## Problem description
In the data below, find every line that has the string "color", and copy it.

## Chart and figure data
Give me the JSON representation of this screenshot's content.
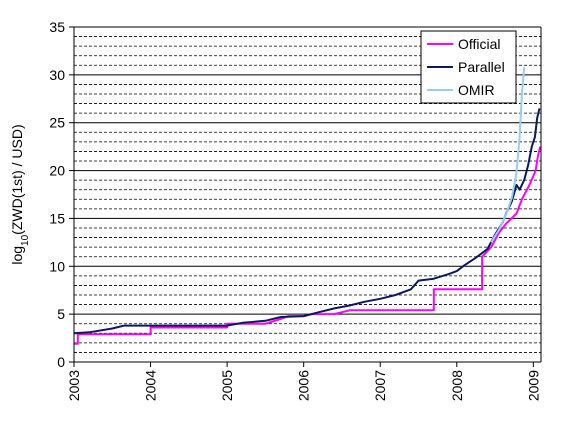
{
  "chart_data": {
    "type": "line",
    "title": "",
    "ylabel_main": "log",
    "ylabel_sub": "10",
    "ylabel_rest": "(ZWD(1st) / USD)",
    "xlabel": "",
    "xlim": [
      2003,
      2009.1
    ],
    "ylim": [
      0,
      35
    ],
    "y_major_ticks": [
      0,
      5,
      10,
      15,
      20,
      25,
      30,
      35
    ],
    "y_minor_step": 1,
    "x_ticks": [
      2003,
      2004,
      2005,
      2006,
      2007,
      2008,
      2009
    ],
    "grid": "horizontal major solid, minor dashed",
    "legend_position": "top-right",
    "series": [
      {
        "name": "Official",
        "color": "#ff00ff",
        "points": [
          [
            2003.0,
            1.9
          ],
          [
            2003.05,
            1.9
          ],
          [
            2003.05,
            2.9
          ],
          [
            2004.0,
            2.9
          ],
          [
            2004.0,
            3.6
          ],
          [
            2005.0,
            3.6
          ],
          [
            2005.0,
            4.0
          ],
          [
            2005.5,
            4.0
          ],
          [
            2005.7,
            4.5
          ],
          [
            2005.8,
            4.8
          ],
          [
            2006.0,
            4.8
          ],
          [
            2006.1,
            5.0
          ],
          [
            2006.4,
            5.0
          ],
          [
            2006.6,
            5.4
          ],
          [
            2007.7,
            5.4
          ],
          [
            2007.7,
            7.6
          ],
          [
            2008.33,
            7.6
          ],
          [
            2008.33,
            11.0
          ],
          [
            2008.45,
            12.0
          ],
          [
            2008.55,
            13.5
          ],
          [
            2008.65,
            14.5
          ],
          [
            2008.78,
            15.5
          ],
          [
            2008.85,
            17.0
          ],
          [
            2008.95,
            18.5
          ],
          [
            2009.03,
            20.0
          ],
          [
            2009.06,
            21.5
          ],
          [
            2009.09,
            22.5
          ]
        ]
      },
      {
        "name": "Parallel",
        "color": "#0a1a5c",
        "points": [
          [
            2003.0,
            3.0
          ],
          [
            2003.2,
            3.1
          ],
          [
            2003.5,
            3.5
          ],
          [
            2003.65,
            3.8
          ],
          [
            2004.0,
            3.8
          ],
          [
            2004.5,
            3.8
          ],
          [
            2005.0,
            3.8
          ],
          [
            2005.2,
            4.1
          ],
          [
            2005.5,
            4.3
          ],
          [
            2005.7,
            4.7
          ],
          [
            2006.0,
            4.8
          ],
          [
            2006.2,
            5.2
          ],
          [
            2006.4,
            5.6
          ],
          [
            2006.6,
            5.9
          ],
          [
            2006.8,
            6.3
          ],
          [
            2007.0,
            6.6
          ],
          [
            2007.2,
            7.0
          ],
          [
            2007.4,
            7.6
          ],
          [
            2007.5,
            8.5
          ],
          [
            2007.7,
            8.7
          ],
          [
            2007.9,
            9.2
          ],
          [
            2008.0,
            9.5
          ],
          [
            2008.1,
            10.1
          ],
          [
            2008.25,
            10.9
          ],
          [
            2008.4,
            11.8
          ],
          [
            2008.5,
            13.3
          ],
          [
            2008.6,
            14.6
          ],
          [
            2008.65,
            15.6
          ],
          [
            2008.72,
            16.8
          ],
          [
            2008.78,
            18.5
          ],
          [
            2008.82,
            18.0
          ],
          [
            2008.88,
            19.0
          ],
          [
            2008.93,
            20.5
          ],
          [
            2008.98,
            22.5
          ],
          [
            2009.02,
            23.5
          ],
          [
            2009.05,
            25.5
          ],
          [
            2009.08,
            26.5
          ]
        ]
      },
      {
        "name": "OMIR",
        "color": "#99ccf2",
        "points": [
          [
            2008.45,
            12.5
          ],
          [
            2008.55,
            13.8
          ],
          [
            2008.65,
            15.5
          ],
          [
            2008.72,
            17.2
          ],
          [
            2008.78,
            19.8
          ],
          [
            2008.82,
            23.5
          ],
          [
            2008.85,
            28.0
          ],
          [
            2008.88,
            30.8
          ]
        ]
      }
    ]
  }
}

## Exercise answer
        "color": "#ff00ff",
        "color": "#0a1a5c",
        "color": "#99ccf2",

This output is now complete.